Written request: Tally up the lines carrying the string "adam" and respond with only the resulting number.

Stored data entries:
★ ★ ★ ★ ★ ★ ★

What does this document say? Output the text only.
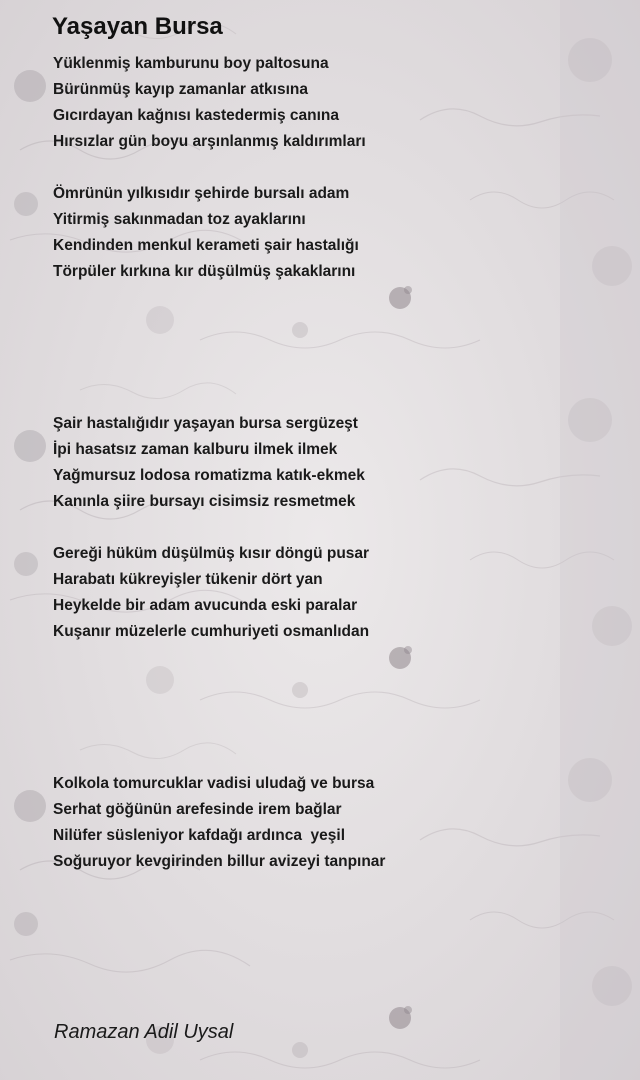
Yaşayan Bursa
Yüklenmiş kamburunu boy paltosuna
Bürünmüş kayıp zamanlar atkısına
Gıcırdayan kağnısı kastedermiş canına
Hırsızlar gün boyu arşınlanmış kaldırımları
Ömrünün yılkısıdır şehirde bursalı adam
Yitirmiş sakınmadan toz ayaklarını
Kendinden menkul kerameti şair hastalığı
Törpüler kırkına kır düşülmüş şakaklarını
Şair hastalığıdır yaşayan bursa sergüzeşt
İpi hasatsız zaman kalburu ilmek ilmek
Yağmursuz lodosa romatizma katık-ekmek
Kanınla şiire bursayı cisimsiz resmetmek
Gereği hüküm düşülmüş kısır döngü pusar
Harabatı kükreyişler tükenir dört yan
Heykelde bir adam avucunda eski paralar
Kuşanır müzelerle cumhuriyeti osmanlıdan
Kolkola tomurcuklar vadisi uludağ ve bursa
Serhat göğünün arefesinde irem bağlar
Nilüfer süsleniyor kafdağı ardınca  yeşil
Soğuruyor kevgirinden billur avizeyi tanpınar

Ramazan Adil Uysal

★ ★ ★ ★ ★ ★ ★

Task result: 2